Objective =
List every line in this data where the string "screenshot" occurs.
++++++
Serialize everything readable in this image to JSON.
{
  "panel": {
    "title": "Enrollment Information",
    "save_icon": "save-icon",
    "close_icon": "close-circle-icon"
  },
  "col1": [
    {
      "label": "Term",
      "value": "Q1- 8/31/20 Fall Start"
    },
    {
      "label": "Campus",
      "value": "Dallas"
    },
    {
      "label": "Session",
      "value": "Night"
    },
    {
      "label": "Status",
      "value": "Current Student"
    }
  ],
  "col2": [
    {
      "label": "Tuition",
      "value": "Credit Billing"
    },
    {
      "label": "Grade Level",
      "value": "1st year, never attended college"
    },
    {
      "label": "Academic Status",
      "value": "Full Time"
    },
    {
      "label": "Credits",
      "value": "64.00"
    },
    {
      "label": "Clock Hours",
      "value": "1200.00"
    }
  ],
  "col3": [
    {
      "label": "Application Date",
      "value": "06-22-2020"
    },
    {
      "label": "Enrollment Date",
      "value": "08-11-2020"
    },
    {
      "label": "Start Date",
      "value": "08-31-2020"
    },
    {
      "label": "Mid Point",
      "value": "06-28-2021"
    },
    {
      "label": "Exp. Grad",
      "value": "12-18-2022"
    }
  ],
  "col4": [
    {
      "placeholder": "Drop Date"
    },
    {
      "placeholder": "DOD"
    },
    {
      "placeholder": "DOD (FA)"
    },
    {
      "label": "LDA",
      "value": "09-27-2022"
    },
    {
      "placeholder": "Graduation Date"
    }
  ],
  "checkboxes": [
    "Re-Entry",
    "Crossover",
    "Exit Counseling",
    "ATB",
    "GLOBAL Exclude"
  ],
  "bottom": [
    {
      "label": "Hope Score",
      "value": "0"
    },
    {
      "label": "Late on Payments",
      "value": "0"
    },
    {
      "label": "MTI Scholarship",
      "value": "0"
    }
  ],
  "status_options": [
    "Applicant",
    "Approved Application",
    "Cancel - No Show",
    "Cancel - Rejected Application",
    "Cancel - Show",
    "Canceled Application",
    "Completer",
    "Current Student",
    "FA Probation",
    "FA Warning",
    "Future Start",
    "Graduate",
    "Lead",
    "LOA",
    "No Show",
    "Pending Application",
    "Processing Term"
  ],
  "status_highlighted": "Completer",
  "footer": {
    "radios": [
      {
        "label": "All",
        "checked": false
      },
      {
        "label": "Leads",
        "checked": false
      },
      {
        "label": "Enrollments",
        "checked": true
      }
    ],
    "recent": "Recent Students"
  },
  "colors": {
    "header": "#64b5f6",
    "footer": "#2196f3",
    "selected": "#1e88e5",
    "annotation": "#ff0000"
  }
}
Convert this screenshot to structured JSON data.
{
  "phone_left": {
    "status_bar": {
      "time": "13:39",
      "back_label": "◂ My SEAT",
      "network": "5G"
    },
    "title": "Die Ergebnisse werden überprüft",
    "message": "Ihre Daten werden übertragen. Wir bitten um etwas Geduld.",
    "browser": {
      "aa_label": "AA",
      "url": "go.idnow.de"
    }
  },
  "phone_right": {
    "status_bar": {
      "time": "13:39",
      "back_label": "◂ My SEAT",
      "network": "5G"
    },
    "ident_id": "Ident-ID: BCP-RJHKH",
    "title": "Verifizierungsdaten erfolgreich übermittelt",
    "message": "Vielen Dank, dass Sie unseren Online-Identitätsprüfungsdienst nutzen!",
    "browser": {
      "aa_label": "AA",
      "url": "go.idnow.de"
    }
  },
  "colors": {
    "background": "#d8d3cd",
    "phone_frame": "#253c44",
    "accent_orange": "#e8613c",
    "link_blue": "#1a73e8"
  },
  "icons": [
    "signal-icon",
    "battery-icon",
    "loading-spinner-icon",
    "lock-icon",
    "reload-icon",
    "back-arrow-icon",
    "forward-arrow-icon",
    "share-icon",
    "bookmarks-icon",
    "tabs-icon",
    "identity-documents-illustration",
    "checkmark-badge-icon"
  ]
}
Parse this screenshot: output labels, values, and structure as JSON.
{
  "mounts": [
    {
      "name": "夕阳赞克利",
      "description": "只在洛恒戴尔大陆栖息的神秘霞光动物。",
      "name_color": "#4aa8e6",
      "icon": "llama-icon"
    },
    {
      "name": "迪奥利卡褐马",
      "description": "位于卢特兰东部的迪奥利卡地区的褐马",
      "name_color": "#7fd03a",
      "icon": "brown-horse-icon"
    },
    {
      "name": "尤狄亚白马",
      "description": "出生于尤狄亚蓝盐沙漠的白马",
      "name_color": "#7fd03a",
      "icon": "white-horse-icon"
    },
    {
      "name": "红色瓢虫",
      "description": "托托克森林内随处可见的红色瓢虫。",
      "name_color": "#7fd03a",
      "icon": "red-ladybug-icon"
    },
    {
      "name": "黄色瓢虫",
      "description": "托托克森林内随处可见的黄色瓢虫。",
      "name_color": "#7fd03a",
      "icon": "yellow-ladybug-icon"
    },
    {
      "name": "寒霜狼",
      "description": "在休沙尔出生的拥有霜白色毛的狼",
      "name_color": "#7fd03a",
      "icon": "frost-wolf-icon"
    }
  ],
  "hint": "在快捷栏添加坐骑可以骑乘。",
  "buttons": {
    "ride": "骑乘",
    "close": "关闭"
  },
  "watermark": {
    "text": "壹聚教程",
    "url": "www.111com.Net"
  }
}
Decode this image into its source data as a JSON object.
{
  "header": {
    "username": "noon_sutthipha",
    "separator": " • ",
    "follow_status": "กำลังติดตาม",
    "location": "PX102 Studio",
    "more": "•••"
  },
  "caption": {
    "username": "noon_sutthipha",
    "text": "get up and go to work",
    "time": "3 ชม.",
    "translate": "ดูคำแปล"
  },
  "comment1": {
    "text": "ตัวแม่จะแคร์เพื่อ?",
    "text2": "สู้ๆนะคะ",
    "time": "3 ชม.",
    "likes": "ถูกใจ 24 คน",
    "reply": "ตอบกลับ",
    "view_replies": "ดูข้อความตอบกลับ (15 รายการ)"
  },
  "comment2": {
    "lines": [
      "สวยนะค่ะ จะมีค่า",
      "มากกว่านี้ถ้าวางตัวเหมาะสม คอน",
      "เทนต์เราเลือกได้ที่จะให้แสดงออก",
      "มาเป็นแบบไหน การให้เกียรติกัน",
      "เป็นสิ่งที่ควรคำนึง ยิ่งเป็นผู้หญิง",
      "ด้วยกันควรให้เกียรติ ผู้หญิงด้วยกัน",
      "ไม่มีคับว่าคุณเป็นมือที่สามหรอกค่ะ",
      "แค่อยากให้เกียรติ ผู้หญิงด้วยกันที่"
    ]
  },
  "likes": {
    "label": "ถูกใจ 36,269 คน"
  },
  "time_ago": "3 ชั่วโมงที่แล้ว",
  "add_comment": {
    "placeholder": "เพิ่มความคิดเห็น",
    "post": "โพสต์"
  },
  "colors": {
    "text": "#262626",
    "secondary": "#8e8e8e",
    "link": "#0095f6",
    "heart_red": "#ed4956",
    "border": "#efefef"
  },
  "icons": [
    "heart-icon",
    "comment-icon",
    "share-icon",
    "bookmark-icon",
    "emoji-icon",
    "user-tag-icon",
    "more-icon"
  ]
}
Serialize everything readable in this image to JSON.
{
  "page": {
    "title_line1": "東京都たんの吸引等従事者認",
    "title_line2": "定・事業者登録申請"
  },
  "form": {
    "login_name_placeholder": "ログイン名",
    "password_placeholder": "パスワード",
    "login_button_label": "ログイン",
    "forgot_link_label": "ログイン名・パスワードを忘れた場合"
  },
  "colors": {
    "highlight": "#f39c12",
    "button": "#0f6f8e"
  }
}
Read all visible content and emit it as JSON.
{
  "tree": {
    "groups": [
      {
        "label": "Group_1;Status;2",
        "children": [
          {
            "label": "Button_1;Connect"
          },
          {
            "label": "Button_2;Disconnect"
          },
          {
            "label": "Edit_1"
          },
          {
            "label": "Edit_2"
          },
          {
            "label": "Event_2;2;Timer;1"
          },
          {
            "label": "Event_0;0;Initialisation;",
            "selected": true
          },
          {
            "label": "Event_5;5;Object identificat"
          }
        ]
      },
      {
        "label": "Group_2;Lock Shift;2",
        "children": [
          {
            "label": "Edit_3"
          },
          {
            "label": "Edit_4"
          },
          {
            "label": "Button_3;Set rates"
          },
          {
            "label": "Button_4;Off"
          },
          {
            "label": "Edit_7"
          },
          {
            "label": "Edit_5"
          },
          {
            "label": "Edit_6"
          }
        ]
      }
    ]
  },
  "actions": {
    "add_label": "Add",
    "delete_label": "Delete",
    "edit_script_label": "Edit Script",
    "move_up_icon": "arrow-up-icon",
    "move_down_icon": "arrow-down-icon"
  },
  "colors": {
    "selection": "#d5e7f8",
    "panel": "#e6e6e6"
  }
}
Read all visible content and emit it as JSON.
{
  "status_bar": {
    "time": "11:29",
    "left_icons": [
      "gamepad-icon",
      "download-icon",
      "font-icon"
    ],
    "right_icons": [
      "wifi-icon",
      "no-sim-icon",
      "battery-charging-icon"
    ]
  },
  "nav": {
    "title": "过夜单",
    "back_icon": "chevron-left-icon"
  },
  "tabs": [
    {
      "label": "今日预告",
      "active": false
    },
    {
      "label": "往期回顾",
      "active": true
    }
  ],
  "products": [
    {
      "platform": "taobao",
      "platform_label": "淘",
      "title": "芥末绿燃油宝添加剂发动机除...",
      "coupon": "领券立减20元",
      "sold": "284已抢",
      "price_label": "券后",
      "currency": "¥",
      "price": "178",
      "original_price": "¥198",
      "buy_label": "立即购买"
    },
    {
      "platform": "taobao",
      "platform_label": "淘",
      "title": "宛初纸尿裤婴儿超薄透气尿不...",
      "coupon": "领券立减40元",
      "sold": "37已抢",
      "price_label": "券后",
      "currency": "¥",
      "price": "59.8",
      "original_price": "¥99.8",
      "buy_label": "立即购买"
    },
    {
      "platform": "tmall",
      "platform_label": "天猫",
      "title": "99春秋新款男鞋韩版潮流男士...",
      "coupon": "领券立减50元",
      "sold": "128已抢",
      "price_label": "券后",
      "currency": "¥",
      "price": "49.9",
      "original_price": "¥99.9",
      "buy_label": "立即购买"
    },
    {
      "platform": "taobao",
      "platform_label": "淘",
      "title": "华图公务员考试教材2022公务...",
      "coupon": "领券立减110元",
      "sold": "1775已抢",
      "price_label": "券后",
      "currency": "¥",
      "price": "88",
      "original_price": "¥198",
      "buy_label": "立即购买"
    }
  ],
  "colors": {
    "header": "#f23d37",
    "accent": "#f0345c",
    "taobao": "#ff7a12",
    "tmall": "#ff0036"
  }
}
++++++
Output =
Convert this screenshot to structured JSON data.
Parse this screenshot: output labels, values, and structure as JSON.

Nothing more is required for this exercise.